Copy every line of the data in which the word "Eastern" occurs.
TASK MATERIAL start
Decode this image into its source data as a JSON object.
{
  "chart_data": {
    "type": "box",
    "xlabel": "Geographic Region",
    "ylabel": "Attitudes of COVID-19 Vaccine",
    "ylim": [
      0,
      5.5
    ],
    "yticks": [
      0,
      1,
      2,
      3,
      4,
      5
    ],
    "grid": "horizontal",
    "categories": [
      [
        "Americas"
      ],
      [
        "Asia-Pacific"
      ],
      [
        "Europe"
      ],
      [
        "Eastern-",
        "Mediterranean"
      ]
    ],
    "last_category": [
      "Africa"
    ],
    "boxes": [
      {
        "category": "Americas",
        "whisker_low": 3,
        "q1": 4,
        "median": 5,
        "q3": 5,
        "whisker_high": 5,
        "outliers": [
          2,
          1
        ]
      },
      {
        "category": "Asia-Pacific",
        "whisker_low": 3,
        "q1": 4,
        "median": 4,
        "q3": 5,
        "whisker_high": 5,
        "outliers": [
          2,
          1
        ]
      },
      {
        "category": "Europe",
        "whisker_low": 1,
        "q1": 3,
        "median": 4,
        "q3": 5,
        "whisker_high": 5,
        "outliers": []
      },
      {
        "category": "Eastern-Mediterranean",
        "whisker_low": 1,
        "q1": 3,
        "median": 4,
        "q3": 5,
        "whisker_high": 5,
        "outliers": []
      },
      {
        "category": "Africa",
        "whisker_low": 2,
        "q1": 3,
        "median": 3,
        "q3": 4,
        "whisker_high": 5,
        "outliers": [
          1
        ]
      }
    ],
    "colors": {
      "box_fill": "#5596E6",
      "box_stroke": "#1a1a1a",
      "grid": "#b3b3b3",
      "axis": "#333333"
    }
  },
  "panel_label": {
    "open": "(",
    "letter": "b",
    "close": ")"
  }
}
TASK MATERIAL end
◆ OUTPUT:
        "Eastern-",
        "category": "Eastern-Mediterranean",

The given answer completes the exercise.